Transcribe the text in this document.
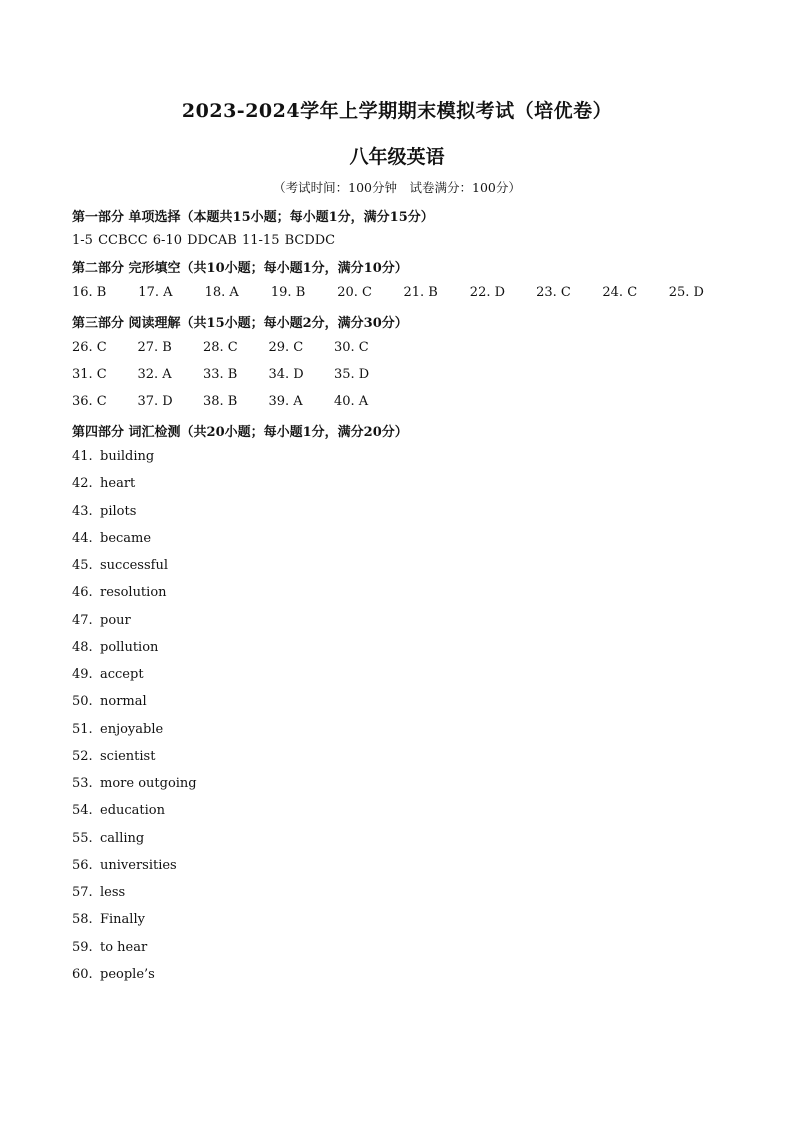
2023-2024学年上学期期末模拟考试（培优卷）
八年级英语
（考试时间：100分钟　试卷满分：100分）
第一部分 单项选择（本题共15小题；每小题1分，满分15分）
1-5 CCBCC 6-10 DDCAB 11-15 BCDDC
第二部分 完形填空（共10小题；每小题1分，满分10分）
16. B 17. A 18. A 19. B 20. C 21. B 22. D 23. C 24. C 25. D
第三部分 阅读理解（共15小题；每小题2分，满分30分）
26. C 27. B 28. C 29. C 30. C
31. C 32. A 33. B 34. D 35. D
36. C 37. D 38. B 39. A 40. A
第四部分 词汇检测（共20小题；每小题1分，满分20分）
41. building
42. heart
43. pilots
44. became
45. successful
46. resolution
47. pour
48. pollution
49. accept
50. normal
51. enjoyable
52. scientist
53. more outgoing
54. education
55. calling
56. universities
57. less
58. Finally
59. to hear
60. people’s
===
* TASK DIRECTIONS
Skip the pictures, then retype every line above exactly.

* EXPECTED ANSWER
Transcribe the text in this document.
2023-2024学年上学期期末模拟考试（培优卷）
八年级英语
（考试时间：100分钟　试卷满分：100分）
第一部分 单项选择（本题共15小题；每小题1分，满分15分）
1-5 CCBCC 6-10 DDCAB 11-15 BCDDC
第二部分 完形填空（共10小题；每小题1分，满分10分）
16. B 17. A 18. A 19. B 20. C 21. B 22. D 23. C 24. C 25. D
第三部分 阅读理解（共15小题；每小题2分，满分30分）
26. C 27. B 28. C 29. C 30. C
31. C 32. A 33. B 34. D 35. D
36. C 37. D 38. B 39. A 40. A
第四部分 词汇检测（共20小题；每小题1分，满分20分）
41. building
42. heart
43. pilots
44. became
45. successful
46. resolution
47. pour
48. pollution
49. accept
50. normal
51. enjoyable
52. scientist
53. more outgoing
54. education
55. calling
56. universities
57. less
58. Finally
59. to hear
60. people’s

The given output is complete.